**Input rows**
═══
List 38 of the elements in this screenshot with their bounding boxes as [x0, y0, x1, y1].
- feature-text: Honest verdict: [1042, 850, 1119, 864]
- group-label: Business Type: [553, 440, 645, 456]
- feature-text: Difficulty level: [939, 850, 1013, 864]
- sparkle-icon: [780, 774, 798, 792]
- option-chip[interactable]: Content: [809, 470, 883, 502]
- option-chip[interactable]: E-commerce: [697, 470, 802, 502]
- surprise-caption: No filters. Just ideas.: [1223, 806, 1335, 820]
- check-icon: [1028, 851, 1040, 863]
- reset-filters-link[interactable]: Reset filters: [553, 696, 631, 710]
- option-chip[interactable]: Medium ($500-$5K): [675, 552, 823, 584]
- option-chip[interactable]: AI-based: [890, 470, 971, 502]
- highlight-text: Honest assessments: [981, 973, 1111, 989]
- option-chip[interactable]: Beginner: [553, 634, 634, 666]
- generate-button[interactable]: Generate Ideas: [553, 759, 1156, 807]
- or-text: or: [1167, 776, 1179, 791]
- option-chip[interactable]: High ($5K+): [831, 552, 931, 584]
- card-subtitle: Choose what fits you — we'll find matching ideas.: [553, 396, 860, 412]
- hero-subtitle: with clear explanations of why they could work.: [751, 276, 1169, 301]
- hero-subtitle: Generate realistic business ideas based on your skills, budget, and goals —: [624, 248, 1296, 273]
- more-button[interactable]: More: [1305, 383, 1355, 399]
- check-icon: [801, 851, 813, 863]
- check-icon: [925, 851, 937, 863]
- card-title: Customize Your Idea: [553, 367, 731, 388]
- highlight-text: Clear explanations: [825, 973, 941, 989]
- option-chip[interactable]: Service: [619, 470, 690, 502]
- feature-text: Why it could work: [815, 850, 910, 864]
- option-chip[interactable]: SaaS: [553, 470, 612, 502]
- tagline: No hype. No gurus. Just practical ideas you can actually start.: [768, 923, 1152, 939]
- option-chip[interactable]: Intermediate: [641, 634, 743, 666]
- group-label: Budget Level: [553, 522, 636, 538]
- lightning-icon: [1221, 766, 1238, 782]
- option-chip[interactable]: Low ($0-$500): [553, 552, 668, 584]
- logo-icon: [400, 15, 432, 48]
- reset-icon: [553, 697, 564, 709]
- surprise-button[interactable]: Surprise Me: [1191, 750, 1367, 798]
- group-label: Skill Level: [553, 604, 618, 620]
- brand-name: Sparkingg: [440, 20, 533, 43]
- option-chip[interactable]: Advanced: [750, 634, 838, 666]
═══
Copy the item above line for line, with no changes.

**Task solution**
List 38 of the elements in this screenshot with their bounding boxes as [x0, y0, x1, y1].
- feature-text: Honest verdict: [1042, 850, 1119, 864]
- group-label: Business Type: [553, 440, 645, 456]
- feature-text: Difficulty level: [939, 850, 1013, 864]
- sparkle-icon: [780, 774, 798, 792]
- option-chip[interactable]: Content: [809, 470, 883, 502]
- option-chip[interactable]: E-commerce: [697, 470, 802, 502]
- surprise-caption: No filters. Just ideas.: [1223, 806, 1335, 820]
- check-icon: [1028, 851, 1040, 863]
- reset-filters-link[interactable]: Reset filters: [553, 696, 631, 710]
- option-chip[interactable]: Medium ($500-$5K): [675, 552, 823, 584]
- option-chip[interactable]: AI-based: [890, 470, 971, 502]
- highlight-text: Honest assessments: [981, 973, 1111, 989]
- option-chip[interactable]: Beginner: [553, 634, 634, 666]
- generate-button[interactable]: Generate Ideas: [553, 759, 1156, 807]
- or-text: or: [1167, 776, 1179, 791]
- option-chip[interactable]: High ($5K+): [831, 552, 931, 584]
- card-subtitle: Choose what fits you — we'll find matching ideas.: [553, 396, 860, 412]
- hero-subtitle: with clear explanations of why they could work.: [751, 276, 1169, 301]
- hero-subtitle: Generate realistic business ideas based on your skills, budget, and goals —: [624, 248, 1296, 273]
- more-button[interactable]: More: [1305, 383, 1355, 399]
- check-icon: [801, 851, 813, 863]
- check-icon: [925, 851, 937, 863]
- card-title: Customize Your Idea: [553, 367, 731, 388]
- highlight-text: Clear explanations: [825, 973, 941, 989]
- option-chip[interactable]: Service: [619, 470, 690, 502]
- feature-text: Why it could work: [815, 850, 910, 864]
- option-chip[interactable]: SaaS: [553, 470, 612, 502]
- tagline: No hype. No gurus. Just practical ideas you can actually start.: [768, 923, 1152, 939]
- option-chip[interactable]: Intermediate: [641, 634, 743, 666]
- group-label: Budget Level: [553, 522, 636, 538]
- lightning-icon: [1221, 766, 1238, 782]
- option-chip[interactable]: Low ($0-$500): [553, 552, 668, 584]
- logo-icon: [400, 15, 432, 48]
- reset-icon: [553, 697, 564, 709]
- surprise-button[interactable]: Surprise Me: [1191, 750, 1367, 798]
- group-label: Skill Level: [553, 604, 618, 620]
- brand-name: Sparkingg: [440, 20, 533, 43]
- option-chip[interactable]: Advanced: [750, 634, 838, 666]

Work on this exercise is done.